═══ Input data ═══

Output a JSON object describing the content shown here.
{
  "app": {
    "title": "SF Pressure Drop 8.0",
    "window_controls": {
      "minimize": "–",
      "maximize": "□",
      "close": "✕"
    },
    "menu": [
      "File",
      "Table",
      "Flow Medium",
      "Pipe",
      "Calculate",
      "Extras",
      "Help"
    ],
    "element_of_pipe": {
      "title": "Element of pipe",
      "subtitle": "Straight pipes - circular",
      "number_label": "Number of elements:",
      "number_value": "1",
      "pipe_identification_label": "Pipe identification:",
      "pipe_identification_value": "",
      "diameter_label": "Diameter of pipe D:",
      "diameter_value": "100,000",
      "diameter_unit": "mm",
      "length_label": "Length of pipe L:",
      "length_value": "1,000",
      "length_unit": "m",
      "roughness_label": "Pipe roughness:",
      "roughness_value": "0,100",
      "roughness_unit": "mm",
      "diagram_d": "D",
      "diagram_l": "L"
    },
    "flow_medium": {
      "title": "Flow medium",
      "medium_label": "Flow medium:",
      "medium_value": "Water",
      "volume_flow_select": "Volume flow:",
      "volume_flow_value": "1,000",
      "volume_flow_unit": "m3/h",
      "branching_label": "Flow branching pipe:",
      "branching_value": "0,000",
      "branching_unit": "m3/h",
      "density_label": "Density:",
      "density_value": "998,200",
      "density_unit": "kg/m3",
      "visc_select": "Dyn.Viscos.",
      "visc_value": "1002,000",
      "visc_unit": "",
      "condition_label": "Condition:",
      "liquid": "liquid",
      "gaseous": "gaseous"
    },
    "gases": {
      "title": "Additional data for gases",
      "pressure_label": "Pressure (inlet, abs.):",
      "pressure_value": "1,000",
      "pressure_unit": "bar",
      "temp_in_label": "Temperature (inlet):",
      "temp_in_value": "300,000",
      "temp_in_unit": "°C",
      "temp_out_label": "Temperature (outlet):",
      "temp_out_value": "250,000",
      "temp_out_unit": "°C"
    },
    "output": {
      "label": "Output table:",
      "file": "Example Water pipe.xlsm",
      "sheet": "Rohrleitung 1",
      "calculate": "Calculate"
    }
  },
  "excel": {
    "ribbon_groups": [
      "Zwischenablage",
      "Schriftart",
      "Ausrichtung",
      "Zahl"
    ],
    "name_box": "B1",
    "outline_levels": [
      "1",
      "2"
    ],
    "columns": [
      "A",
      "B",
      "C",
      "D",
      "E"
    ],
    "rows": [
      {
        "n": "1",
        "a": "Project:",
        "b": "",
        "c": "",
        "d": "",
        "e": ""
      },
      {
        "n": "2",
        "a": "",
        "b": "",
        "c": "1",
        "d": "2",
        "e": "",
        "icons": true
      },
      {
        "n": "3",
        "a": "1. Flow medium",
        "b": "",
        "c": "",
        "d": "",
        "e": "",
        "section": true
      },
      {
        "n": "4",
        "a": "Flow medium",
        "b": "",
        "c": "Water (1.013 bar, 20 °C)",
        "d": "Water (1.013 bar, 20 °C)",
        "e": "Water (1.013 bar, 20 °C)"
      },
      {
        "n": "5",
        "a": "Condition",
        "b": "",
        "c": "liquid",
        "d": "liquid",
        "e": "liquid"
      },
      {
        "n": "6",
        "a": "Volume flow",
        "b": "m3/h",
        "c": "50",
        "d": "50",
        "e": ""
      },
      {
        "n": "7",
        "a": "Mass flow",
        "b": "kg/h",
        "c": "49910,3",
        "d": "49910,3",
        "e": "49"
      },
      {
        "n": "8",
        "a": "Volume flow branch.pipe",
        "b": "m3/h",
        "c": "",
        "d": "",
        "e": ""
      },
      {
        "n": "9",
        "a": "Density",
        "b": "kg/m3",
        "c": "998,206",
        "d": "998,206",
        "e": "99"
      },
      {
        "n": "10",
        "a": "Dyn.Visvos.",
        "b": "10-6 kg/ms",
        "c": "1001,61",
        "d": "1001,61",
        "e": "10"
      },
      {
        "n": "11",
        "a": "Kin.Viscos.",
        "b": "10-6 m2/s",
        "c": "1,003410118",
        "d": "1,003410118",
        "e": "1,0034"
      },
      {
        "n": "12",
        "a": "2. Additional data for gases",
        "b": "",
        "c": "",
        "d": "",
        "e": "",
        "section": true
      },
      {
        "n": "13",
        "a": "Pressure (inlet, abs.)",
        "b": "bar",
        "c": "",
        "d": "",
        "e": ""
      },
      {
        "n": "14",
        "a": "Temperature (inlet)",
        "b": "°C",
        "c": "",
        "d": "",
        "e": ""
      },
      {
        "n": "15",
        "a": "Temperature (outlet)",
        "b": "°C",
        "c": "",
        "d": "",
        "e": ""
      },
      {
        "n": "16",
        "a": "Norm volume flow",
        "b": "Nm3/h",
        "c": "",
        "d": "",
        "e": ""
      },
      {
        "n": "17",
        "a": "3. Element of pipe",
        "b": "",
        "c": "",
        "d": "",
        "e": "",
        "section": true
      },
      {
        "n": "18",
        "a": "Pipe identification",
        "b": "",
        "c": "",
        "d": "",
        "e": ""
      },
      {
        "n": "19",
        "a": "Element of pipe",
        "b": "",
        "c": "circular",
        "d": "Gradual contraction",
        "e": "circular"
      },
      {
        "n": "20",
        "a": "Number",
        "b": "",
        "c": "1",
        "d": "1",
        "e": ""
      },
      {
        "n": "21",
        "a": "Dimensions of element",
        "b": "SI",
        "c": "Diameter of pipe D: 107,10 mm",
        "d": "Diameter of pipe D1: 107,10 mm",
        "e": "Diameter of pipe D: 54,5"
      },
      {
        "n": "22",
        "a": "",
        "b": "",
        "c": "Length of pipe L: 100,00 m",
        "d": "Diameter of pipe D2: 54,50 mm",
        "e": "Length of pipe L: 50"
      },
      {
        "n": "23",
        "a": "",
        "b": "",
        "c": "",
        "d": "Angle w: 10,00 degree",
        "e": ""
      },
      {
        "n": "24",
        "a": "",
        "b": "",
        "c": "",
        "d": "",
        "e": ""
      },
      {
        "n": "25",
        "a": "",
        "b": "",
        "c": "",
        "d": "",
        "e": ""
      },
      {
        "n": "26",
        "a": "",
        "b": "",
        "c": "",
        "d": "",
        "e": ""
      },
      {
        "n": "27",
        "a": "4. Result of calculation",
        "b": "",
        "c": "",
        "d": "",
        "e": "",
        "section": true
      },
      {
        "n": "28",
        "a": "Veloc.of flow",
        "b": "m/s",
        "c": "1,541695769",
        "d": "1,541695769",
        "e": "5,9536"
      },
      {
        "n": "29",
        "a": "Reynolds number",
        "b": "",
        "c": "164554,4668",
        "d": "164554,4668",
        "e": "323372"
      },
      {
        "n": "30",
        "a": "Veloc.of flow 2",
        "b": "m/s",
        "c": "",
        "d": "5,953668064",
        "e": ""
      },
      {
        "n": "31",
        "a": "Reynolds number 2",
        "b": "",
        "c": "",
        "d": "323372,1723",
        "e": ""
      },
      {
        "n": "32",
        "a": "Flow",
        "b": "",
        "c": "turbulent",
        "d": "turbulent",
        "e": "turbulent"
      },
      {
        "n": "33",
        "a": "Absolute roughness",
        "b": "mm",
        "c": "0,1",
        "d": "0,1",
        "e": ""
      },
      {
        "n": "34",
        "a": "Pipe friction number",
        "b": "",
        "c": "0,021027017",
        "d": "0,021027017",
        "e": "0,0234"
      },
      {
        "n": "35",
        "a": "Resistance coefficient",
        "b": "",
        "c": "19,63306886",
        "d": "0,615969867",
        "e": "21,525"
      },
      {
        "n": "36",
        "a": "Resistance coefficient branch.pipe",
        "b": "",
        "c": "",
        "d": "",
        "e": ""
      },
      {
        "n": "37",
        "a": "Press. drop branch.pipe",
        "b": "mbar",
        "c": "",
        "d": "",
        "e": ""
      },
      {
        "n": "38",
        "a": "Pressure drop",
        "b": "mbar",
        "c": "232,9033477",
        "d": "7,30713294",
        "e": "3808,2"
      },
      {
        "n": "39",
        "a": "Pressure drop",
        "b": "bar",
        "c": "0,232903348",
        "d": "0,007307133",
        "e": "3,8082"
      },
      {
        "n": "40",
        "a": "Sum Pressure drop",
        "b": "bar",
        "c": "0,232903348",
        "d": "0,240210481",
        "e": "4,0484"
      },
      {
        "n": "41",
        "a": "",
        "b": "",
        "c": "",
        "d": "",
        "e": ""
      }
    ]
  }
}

═══

- What is required:
Look through the lines above and collect those with the word "Resistance".

- Output below:
        "a": "Resistance coefficient",
        "a": "Resistance coefficient branch.pipe",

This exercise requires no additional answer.